*Task objective*
All of the material below is to be retyped exactly.

*Source data*
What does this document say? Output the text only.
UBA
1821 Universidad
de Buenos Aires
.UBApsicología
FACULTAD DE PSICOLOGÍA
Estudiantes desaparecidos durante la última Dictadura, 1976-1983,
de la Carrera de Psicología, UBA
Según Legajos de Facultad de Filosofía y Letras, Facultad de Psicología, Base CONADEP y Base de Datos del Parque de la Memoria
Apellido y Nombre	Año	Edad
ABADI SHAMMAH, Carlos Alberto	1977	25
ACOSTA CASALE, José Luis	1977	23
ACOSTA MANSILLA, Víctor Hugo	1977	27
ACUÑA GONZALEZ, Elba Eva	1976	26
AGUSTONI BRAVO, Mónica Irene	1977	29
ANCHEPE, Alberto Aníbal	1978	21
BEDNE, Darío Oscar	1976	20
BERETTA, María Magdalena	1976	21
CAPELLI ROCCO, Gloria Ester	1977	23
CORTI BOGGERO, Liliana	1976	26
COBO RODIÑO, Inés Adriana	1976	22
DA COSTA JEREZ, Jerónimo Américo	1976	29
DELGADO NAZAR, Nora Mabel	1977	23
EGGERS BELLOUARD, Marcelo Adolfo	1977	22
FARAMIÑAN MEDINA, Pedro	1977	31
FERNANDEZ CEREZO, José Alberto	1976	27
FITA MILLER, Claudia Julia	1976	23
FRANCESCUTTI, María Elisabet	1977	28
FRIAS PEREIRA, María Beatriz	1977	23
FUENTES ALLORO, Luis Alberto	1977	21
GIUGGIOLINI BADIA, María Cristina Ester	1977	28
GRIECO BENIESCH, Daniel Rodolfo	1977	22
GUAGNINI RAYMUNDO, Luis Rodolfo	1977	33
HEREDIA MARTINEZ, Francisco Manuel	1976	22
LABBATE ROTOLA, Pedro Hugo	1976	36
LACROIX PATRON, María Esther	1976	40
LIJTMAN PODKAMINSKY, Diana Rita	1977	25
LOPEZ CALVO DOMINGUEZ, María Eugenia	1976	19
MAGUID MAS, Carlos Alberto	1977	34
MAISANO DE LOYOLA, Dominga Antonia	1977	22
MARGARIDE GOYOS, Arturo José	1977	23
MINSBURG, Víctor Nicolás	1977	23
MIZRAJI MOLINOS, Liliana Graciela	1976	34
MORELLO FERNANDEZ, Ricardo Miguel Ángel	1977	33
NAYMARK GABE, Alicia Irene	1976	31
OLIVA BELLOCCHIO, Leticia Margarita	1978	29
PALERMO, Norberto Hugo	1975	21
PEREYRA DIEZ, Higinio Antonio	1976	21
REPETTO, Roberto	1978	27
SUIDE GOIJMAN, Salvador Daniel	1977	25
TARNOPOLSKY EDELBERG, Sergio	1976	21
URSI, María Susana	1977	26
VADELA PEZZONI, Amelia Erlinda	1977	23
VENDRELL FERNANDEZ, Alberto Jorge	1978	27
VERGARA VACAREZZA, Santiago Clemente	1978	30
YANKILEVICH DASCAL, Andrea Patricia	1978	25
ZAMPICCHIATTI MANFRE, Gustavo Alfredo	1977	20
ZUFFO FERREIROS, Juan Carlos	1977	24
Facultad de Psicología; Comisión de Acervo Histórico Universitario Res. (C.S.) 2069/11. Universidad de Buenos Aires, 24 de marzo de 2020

*Response to this task*
What does this document say? Output the text only.
UBA
1821 Universidad
de Buenos Aires
.UBApsicología
FACULTAD DE PSICOLOGÍA
Estudiantes desaparecidos durante la última Dictadura, 1976-1983,
de la Carrera de Psicología, UBA
Según Legajos de Facultad de Filosofía y Letras, Facultad de Psicología, Base CONADEP y Base de Datos del Parque de la Memoria
Apellido y Nombre	Año	Edad
ABADI SHAMMAH, Carlos Alberto	1977	25
ACOSTA CASALE, José Luis	1977	23
ACOSTA MANSILLA, Víctor Hugo	1977	27
ACUÑA GONZALEZ, Elba Eva	1976	26
AGUSTONI BRAVO, Mónica Irene	1977	29
ANCHEPE, Alberto Aníbal	1978	21
BEDNE, Darío Oscar	1976	20
BERETTA, María Magdalena	1976	21
CAPELLI ROCCO, Gloria Ester	1977	23
CORTI BOGGERO, Liliana	1976	26
COBO RODIÑO, Inés Adriana	1976	22
DA COSTA JEREZ, Jerónimo Américo	1976	29
DELGADO NAZAR, Nora Mabel	1977	23
EGGERS BELLOUARD, Marcelo Adolfo	1977	22
FARAMIÑAN MEDINA, Pedro	1977	31
FERNANDEZ CEREZO, José Alberto	1976	27
FITA MILLER, Claudia Julia	1976	23
FRANCESCUTTI, María Elisabet	1977	28
FRIAS PEREIRA, María Beatriz	1977	23
FUENTES ALLORO, Luis Alberto	1977	21
GIUGGIOLINI BADIA, María Cristina Ester	1977	28
GRIECO BENIESCH, Daniel Rodolfo	1977	22
GUAGNINI RAYMUNDO, Luis Rodolfo	1977	33
HEREDIA MARTINEZ, Francisco Manuel	1976	22
LABBATE ROTOLA, Pedro Hugo	1976	36
LACROIX PATRON, María Esther	1976	40
LIJTMAN PODKAMINSKY, Diana Rita	1977	25
LOPEZ CALVO DOMINGUEZ, María Eugenia	1976	19
MAGUID MAS, Carlos Alberto	1977	34
MAISANO DE LOYOLA, Dominga Antonia	1977	22
MARGARIDE GOYOS, Arturo José	1977	23
MINSBURG, Víctor Nicolás	1977	23
MIZRAJI MOLINOS, Liliana Graciela	1976	34
MORELLO FERNANDEZ, Ricardo Miguel Ángel	1977	33
NAYMARK GABE, Alicia Irene	1976	31
OLIVA BELLOCCHIO, Leticia Margarita	1978	29
PALERMO, Norberto Hugo	1975	21
PEREYRA DIEZ, Higinio Antonio	1976	21
REPETTO, Roberto	1978	27
SUIDE GOIJMAN, Salvador Daniel	1977	25
TARNOPOLSKY EDELBERG, Sergio	1976	21
URSI, María Susana	1977	26
VADELA PEZZONI, Amelia Erlinda	1977	23
VENDRELL FERNANDEZ, Alberto Jorge	1978	27
VERGARA VACAREZZA, Santiago Clemente	1978	30
YANKILEVICH DASCAL, Andrea Patricia	1978	25
ZAMPICCHIATTI MANFRE, Gustavo Alfredo	1977	20
ZUFFO FERREIROS, Juan Carlos	1977	24
Facultad de Psicología; Comisión de Acervo Histórico Universitario Res. (C.S.) 2069/11. Universidad de Buenos Aires, 24 de marzo de 2020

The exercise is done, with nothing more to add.